**Given task:** Pull each line holding the word "requested" from the data.

**Given records:**
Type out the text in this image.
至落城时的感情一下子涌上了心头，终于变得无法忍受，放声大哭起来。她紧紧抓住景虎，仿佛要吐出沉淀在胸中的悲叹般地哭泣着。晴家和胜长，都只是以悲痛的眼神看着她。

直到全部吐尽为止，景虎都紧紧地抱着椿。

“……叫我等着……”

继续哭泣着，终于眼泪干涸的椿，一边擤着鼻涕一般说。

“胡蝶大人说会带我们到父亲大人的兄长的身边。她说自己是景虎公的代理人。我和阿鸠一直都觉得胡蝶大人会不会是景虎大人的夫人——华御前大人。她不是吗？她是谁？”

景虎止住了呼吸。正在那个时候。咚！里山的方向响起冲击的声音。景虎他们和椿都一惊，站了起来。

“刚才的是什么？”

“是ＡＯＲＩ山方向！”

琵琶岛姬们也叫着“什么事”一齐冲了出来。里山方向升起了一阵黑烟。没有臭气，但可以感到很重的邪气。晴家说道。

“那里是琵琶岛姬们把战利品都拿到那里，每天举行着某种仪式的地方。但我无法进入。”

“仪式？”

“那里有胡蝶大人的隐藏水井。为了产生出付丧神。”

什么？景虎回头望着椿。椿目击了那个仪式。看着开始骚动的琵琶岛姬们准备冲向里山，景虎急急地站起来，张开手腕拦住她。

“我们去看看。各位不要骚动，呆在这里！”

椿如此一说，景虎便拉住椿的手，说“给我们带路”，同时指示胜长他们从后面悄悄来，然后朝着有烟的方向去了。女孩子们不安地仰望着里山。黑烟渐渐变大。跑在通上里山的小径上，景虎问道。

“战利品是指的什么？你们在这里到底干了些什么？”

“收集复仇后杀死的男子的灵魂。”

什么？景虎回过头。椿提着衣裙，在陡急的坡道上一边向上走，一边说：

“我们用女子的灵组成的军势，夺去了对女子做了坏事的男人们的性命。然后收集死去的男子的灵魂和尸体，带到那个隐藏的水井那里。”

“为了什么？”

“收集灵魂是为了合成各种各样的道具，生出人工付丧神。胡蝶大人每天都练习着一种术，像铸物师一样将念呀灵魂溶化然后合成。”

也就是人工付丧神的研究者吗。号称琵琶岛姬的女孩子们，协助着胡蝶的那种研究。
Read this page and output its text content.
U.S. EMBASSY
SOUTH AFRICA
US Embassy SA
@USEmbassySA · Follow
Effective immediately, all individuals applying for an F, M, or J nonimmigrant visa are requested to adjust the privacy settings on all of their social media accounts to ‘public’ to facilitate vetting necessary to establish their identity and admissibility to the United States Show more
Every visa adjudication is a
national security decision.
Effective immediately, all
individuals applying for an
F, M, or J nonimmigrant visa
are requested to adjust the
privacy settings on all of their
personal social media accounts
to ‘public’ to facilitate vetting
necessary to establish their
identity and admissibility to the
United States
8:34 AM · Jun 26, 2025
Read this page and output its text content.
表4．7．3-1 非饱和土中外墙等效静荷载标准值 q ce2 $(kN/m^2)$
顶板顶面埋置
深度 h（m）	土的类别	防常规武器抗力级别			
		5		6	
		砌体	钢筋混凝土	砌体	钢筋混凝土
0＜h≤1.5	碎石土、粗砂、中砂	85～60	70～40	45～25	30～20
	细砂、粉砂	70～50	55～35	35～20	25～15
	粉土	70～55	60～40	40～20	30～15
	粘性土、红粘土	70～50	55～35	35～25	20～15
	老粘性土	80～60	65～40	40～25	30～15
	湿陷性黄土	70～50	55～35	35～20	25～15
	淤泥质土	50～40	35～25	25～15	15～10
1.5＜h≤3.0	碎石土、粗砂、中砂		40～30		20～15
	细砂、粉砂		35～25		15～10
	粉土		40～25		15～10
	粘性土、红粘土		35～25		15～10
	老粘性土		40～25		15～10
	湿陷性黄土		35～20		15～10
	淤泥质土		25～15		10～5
...
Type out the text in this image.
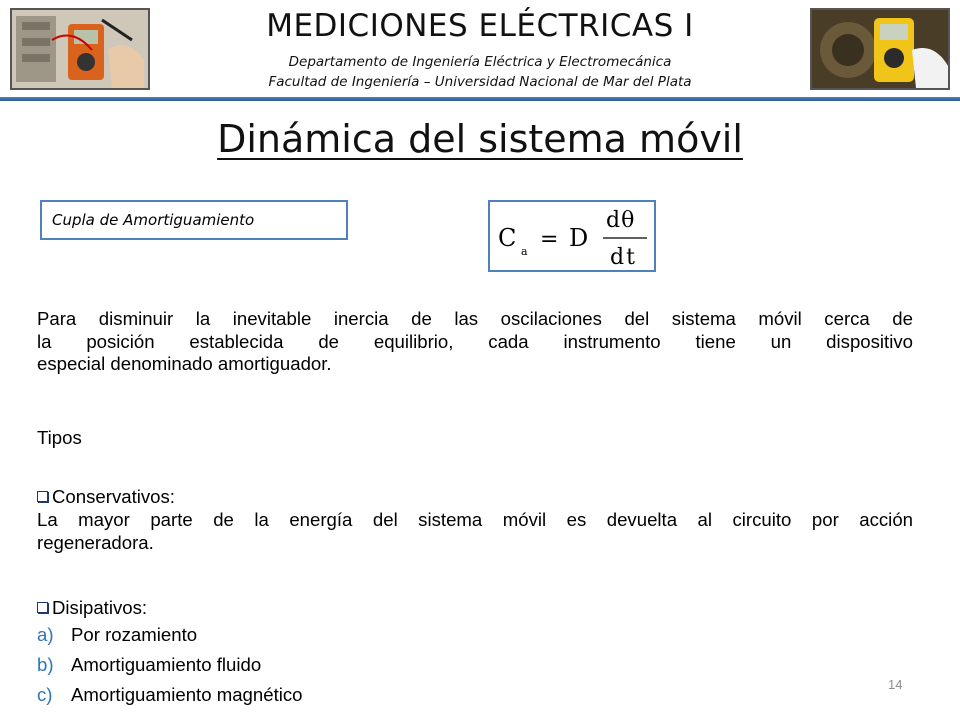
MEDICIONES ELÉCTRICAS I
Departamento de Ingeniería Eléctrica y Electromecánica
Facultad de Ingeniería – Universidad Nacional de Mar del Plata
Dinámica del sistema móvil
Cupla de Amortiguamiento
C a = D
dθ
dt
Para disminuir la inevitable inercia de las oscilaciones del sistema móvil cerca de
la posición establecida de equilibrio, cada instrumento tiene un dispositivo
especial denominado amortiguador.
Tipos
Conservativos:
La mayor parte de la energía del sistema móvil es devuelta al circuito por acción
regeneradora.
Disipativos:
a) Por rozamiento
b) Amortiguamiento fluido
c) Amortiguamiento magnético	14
* * *
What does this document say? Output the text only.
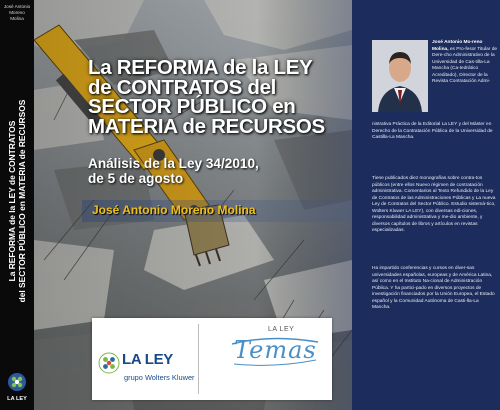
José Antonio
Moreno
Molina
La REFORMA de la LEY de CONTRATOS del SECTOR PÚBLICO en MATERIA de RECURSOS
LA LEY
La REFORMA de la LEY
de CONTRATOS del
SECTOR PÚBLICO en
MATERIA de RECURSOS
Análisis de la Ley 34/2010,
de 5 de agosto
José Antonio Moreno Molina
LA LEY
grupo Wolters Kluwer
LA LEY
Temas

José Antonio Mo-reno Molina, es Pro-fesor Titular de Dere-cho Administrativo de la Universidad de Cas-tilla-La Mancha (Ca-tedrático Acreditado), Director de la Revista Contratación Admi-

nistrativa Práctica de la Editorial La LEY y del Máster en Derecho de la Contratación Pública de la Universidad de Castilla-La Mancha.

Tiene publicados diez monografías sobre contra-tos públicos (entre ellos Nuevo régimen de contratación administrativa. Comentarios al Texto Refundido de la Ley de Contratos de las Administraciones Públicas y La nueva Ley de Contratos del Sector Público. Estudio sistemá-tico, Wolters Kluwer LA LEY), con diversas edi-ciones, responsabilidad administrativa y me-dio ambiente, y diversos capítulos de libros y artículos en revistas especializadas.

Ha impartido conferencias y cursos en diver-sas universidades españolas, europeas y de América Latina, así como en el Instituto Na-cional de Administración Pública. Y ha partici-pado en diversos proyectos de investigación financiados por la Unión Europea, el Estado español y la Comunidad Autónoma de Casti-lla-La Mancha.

**Exercise response:**
Effective immediately, all individuals applying for an F, M, or J nonimmigrant visa are requested to adjust the privacy settings on all of their social media accounts to ‘public’ to facilitate vetting necessary to establish their identity and admissibility to the United States Show more
are requested to adjust the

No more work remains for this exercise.